Task prompt: In the listing below, locate the lines that hold the string "this". Copy those lines.

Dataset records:
┏━━
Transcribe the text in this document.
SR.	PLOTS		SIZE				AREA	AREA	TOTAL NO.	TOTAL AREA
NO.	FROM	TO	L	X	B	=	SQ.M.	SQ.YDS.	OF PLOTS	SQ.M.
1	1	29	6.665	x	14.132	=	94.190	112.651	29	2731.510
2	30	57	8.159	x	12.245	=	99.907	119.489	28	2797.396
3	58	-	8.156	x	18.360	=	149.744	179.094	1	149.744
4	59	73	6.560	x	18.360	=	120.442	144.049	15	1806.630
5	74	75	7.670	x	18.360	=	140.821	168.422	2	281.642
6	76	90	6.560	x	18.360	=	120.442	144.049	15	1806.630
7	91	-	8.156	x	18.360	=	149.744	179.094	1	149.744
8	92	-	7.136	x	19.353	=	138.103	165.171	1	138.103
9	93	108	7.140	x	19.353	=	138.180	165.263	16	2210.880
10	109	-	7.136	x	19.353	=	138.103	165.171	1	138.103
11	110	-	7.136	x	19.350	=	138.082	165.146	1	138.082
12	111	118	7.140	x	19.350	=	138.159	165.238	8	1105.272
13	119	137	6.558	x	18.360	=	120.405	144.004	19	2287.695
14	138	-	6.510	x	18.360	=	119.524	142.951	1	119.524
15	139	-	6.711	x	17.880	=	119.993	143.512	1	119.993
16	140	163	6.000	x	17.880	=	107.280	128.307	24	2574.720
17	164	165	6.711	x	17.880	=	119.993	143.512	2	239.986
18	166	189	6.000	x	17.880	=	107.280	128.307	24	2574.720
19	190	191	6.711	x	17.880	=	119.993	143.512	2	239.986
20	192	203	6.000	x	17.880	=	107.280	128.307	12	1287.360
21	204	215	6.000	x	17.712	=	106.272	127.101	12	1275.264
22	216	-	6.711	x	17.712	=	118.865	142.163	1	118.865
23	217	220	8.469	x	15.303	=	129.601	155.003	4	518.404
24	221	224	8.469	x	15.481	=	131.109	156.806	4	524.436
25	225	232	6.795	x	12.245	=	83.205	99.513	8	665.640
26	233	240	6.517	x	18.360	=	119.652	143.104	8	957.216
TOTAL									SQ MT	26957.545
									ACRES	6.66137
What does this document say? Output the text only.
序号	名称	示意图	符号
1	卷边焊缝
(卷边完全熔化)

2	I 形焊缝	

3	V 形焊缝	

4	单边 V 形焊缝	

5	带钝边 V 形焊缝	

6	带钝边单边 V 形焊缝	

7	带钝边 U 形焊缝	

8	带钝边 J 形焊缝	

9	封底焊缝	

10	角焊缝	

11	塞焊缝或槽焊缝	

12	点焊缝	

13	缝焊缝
┗━━
Correct response:
Transcribe the text in this document.
What does this document say? Output the text only.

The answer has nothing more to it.